*WHAT TO WORK ON*.
Give the number of lines containing the word "type", and nothing else.
-- BEGIN STORED DATA --
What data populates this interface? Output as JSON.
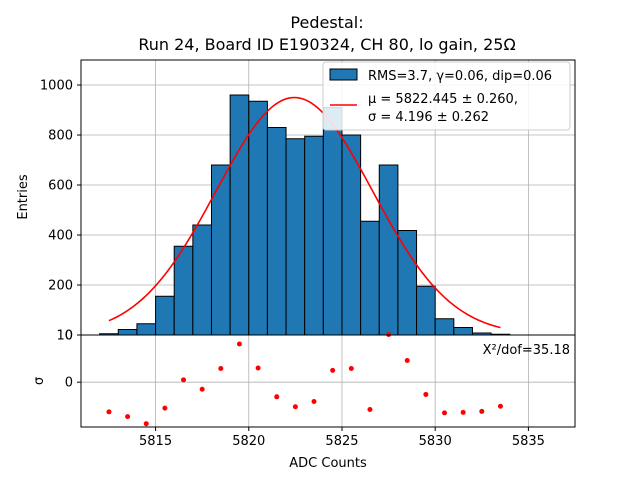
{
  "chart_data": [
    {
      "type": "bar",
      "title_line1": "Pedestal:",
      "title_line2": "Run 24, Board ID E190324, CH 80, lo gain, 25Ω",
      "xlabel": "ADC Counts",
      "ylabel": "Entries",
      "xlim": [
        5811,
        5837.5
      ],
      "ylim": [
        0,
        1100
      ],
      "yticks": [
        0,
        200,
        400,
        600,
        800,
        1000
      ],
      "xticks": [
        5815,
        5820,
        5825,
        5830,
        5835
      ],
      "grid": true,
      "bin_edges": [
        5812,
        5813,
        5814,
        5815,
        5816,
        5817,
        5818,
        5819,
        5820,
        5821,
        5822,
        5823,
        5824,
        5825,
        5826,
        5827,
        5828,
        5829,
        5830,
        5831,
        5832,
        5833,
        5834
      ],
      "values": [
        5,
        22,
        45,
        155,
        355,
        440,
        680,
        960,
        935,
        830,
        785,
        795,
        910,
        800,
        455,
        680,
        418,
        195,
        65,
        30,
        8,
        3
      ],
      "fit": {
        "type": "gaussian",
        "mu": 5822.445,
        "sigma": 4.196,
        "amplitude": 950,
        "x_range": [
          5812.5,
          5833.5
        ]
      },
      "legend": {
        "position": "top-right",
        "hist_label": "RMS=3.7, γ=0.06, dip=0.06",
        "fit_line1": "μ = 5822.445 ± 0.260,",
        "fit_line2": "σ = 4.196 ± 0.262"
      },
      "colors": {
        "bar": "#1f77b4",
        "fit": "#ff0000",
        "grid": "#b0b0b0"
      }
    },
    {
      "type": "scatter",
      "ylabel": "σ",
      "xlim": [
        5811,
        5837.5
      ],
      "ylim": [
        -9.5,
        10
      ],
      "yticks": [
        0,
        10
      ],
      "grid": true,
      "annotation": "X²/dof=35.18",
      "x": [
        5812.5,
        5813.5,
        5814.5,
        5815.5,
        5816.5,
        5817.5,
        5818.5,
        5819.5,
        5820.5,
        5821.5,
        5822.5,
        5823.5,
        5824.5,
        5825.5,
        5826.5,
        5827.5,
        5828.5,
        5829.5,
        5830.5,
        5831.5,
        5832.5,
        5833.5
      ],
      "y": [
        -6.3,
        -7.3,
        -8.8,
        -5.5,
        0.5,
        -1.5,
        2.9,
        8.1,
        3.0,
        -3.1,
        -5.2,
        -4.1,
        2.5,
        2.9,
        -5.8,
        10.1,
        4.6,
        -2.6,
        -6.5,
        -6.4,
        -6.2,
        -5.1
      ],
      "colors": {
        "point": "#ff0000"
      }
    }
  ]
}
-- END STORED DATA --
-- BEGIN STORED DATA --
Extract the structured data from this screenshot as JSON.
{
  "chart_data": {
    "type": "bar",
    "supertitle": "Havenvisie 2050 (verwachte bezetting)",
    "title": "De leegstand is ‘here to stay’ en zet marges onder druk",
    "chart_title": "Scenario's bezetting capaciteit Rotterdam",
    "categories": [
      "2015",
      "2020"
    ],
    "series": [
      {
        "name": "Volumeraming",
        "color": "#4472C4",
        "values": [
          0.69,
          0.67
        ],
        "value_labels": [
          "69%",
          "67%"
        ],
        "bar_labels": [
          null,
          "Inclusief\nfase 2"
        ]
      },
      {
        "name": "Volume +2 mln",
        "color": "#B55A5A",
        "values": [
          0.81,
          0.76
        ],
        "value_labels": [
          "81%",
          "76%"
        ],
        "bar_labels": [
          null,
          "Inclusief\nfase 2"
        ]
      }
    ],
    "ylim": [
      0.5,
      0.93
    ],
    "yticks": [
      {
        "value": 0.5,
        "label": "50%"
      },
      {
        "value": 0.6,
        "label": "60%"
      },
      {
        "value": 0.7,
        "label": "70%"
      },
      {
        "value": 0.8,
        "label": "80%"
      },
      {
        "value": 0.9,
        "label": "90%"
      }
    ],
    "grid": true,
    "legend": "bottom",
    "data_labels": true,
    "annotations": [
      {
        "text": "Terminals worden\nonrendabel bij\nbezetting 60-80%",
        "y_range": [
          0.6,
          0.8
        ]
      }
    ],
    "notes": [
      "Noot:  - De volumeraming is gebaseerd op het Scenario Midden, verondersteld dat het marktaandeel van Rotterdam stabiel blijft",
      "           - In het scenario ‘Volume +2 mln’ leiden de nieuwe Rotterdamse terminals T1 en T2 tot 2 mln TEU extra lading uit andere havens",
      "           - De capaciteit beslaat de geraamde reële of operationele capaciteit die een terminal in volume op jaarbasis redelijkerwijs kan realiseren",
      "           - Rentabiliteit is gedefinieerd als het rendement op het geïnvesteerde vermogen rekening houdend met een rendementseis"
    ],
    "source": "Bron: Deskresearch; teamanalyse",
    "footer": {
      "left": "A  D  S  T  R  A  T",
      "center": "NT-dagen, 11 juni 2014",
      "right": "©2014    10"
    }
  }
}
-- END STORED DATA --
*TASK ANSWER*.
4